── Source records ──
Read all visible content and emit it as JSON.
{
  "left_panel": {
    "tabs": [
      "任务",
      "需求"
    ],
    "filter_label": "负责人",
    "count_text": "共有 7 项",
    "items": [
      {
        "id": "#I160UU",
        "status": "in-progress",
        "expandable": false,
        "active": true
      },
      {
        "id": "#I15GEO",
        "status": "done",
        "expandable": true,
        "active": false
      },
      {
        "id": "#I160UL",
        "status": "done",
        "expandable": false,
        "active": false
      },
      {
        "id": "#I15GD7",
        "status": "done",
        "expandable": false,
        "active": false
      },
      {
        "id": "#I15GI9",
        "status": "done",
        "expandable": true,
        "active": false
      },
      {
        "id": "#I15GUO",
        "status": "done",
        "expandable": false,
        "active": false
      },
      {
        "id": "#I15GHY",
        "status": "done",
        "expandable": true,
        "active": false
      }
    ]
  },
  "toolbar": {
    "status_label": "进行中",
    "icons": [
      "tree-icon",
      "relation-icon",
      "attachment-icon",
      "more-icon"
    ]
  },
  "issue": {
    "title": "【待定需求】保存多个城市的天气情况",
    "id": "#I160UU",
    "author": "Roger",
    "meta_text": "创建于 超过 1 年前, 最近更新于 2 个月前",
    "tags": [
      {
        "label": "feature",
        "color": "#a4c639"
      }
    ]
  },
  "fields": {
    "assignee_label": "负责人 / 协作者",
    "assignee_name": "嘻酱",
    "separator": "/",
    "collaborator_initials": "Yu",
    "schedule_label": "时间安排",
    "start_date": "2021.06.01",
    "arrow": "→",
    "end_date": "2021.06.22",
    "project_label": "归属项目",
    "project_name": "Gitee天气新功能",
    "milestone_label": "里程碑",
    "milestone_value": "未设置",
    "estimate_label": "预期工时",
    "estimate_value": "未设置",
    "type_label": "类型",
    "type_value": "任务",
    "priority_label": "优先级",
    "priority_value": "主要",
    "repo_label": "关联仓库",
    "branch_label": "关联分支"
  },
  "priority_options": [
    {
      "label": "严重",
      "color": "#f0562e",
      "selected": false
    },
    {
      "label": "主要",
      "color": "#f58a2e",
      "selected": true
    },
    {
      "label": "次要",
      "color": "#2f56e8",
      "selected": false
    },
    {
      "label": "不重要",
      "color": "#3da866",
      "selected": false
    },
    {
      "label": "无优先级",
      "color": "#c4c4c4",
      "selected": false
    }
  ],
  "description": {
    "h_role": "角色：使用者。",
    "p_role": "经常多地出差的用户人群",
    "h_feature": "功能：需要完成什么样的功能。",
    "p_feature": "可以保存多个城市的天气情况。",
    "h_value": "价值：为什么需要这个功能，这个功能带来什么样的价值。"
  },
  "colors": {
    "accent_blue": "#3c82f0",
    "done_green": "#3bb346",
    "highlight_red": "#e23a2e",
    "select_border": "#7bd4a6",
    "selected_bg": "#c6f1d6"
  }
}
───
Task prompt
The records above need to be transcribed in full. Keep every character unchanged.

Written solution
Read all visible content and emit it as JSON.
{
  "left_panel": {
    "tabs": [
      "任务",
      "需求"
    ],
    "filter_label": "负责人",
    "count_text": "共有 7 项",
    "items": [
      {
        "id": "#I160UU",
        "status": "in-progress",
        "expandable": false,
        "active": true
      },
      {
        "id": "#I15GEO",
        "status": "done",
        "expandable": true,
        "active": false
      },
      {
        "id": "#I160UL",
        "status": "done",
        "expandable": false,
        "active": false
      },
      {
        "id": "#I15GD7",
        "status": "done",
        "expandable": false,
        "active": false
      },
      {
        "id": "#I15GI9",
        "status": "done",
        "expandable": true,
        "active": false
      },
      {
        "id": "#I15GUO",
        "status": "done",
        "expandable": false,
        "active": false
      },
      {
        "id": "#I15GHY",
        "status": "done",
        "expandable": true,
        "active": false
      }
    ]
  },
  "toolbar": {
    "status_label": "进行中",
    "icons": [
      "tree-icon",
      "relation-icon",
      "attachment-icon",
      "more-icon"
    ]
  },
  "issue": {
    "title": "【待定需求】保存多个城市的天气情况",
    "id": "#I160UU",
    "author": "Roger",
    "meta_text": "创建于 超过 1 年前, 最近更新于 2 个月前",
    "tags": [
      {
        "label": "feature",
        "color": "#a4c639"
      }
    ]
  },
  "fields": {
    "assignee_label": "负责人 / 协作者",
    "assignee_name": "嘻酱",
    "separator": "/",
    "collaborator_initials": "Yu",
    "schedule_label": "时间安排",
    "start_date": "2021.06.01",
    "arrow": "→",
    "end_date": "2021.06.22",
    "project_label": "归属项目",
    "project_name": "Gitee天气新功能",
    "milestone_label": "里程碑",
    "milestone_value": "未设置",
    "estimate_label": "预期工时",
    "estimate_value": "未设置",
    "type_label": "类型",
    "type_value": "任务",
    "priority_label": "优先级",
    "priority_value": "主要",
    "repo_label": "关联仓库",
    "branch_label": "关联分支"
  },
  "priority_options": [
    {
      "label": "严重",
      "color": "#f0562e",
      "selected": false
    },
    {
      "label": "主要",
      "color": "#f58a2e",
      "selected": true
    },
    {
      "label": "次要",
      "color": "#2f56e8",
      "selected": false
    },
    {
      "label": "不重要",
      "color": "#3da866",
      "selected": false
    },
    {
      "label": "无优先级",
      "color": "#c4c4c4",
      "selected": false
    }
  ],
  "description": {
    "h_role": "角色：使用者。",
    "p_role": "经常多地出差的用户人群",
    "h_feature": "功能：需要完成什么样的功能。",
    "p_feature": "可以保存多个城市的天气情况。",
    "h_value": "价值：为什么需要这个功能，这个功能带来什么样的价值。"
  },
  "colors": {
    "accent_blue": "#3c82f0",
    "done_green": "#3bb346",
    "highlight_red": "#e23a2e",
    "select_border": "#7bd4a6",
    "selected_bg": "#c6f1d6"
  }
}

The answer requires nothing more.